__Prompt__. Find every line in the records that holds the string "Equidistanciar". Copy each one.

### Excerpted data

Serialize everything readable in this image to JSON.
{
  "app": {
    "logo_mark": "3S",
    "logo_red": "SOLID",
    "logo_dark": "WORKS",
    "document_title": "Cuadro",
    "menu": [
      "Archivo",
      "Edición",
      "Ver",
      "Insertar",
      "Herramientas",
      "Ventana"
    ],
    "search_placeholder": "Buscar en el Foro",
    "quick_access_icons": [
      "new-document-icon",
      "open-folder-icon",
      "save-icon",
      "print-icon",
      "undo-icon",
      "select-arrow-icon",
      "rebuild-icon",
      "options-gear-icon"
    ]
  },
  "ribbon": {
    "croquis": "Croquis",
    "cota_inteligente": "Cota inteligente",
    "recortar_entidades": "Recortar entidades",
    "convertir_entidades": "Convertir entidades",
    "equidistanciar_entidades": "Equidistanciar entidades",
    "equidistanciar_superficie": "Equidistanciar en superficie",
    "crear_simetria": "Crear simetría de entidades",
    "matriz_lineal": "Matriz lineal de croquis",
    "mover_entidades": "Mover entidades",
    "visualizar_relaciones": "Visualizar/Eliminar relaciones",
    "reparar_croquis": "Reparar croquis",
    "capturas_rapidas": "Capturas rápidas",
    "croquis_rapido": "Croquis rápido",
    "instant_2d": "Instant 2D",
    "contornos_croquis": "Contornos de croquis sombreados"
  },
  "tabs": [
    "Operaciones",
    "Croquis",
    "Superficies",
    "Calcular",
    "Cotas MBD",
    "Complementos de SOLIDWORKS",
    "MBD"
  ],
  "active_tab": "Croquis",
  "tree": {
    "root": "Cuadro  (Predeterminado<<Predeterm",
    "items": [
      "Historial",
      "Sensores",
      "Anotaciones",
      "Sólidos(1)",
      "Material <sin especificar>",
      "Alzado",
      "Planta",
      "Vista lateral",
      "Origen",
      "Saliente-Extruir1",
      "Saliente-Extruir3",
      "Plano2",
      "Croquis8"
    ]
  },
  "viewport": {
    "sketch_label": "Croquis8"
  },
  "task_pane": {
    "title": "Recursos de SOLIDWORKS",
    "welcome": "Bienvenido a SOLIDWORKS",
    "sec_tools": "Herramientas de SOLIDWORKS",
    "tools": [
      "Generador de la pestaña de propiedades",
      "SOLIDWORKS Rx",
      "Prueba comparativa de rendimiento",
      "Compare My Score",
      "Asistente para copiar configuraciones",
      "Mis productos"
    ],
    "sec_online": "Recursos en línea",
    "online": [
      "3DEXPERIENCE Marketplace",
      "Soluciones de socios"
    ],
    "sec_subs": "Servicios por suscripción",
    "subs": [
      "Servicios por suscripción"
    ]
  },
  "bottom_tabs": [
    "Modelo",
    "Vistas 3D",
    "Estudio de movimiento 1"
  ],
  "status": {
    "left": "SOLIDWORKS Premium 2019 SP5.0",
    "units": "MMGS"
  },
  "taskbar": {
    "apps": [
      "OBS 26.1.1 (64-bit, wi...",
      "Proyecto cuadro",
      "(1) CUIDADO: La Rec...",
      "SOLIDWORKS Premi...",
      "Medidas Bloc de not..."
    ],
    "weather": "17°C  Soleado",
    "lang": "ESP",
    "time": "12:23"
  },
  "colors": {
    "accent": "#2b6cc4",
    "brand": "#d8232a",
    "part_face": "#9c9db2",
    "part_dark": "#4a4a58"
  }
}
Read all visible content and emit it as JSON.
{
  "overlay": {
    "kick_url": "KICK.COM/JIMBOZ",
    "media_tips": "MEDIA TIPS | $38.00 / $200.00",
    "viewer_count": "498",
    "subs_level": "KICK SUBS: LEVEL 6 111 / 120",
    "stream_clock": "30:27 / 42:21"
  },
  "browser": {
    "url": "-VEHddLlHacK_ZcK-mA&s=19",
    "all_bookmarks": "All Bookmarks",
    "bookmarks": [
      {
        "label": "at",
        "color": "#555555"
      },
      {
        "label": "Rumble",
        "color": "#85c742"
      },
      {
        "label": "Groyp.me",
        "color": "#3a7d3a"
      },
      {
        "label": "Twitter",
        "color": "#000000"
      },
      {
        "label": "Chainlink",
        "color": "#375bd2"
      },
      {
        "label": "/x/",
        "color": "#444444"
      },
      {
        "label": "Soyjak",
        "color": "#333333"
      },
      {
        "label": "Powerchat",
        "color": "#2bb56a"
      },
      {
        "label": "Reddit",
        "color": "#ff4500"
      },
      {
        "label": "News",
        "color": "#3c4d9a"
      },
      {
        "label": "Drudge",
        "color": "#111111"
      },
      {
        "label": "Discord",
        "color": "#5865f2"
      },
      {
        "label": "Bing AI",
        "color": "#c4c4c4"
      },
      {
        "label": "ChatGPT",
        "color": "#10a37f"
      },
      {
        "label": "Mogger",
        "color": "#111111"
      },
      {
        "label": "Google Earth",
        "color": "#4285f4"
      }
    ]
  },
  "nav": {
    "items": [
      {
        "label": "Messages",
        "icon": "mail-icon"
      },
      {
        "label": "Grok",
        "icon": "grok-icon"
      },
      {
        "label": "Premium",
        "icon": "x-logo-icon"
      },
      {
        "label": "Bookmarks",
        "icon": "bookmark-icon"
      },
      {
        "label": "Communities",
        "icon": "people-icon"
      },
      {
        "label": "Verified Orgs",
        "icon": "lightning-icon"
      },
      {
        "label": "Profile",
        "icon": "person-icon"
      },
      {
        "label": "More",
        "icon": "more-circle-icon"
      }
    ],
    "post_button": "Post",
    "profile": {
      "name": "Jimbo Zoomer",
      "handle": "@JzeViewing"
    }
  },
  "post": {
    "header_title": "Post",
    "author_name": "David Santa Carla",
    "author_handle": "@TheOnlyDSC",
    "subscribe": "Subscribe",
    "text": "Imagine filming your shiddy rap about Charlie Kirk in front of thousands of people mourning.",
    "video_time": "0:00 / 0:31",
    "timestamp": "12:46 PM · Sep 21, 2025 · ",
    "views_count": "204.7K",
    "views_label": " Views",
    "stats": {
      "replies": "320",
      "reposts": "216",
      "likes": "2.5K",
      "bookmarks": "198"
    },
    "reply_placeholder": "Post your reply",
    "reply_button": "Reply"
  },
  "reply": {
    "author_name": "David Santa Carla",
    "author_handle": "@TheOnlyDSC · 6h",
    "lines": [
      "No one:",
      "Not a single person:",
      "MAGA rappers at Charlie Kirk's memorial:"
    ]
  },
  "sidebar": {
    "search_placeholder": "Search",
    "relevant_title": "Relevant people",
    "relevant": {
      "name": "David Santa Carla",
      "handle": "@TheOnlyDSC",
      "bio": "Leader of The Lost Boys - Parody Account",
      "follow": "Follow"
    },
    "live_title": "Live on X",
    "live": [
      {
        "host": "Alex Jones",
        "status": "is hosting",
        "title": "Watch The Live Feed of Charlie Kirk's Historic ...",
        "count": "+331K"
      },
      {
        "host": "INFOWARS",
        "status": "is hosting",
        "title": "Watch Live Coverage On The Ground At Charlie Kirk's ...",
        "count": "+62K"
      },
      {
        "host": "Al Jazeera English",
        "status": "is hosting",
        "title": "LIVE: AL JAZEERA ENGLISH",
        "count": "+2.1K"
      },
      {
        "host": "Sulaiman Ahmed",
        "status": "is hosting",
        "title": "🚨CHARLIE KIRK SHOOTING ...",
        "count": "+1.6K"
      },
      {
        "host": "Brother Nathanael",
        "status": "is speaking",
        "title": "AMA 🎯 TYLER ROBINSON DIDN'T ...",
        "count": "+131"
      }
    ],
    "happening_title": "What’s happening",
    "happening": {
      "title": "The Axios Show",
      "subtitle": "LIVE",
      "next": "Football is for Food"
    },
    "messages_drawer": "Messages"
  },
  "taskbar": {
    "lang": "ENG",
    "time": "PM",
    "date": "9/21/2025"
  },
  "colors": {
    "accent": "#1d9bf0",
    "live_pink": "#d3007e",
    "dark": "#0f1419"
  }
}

######

__Full response__.
    "equidistanciar_entidades": "Equidistanciar entidades",
    "equidistanciar_superficie": "Equidistanciar en superficie",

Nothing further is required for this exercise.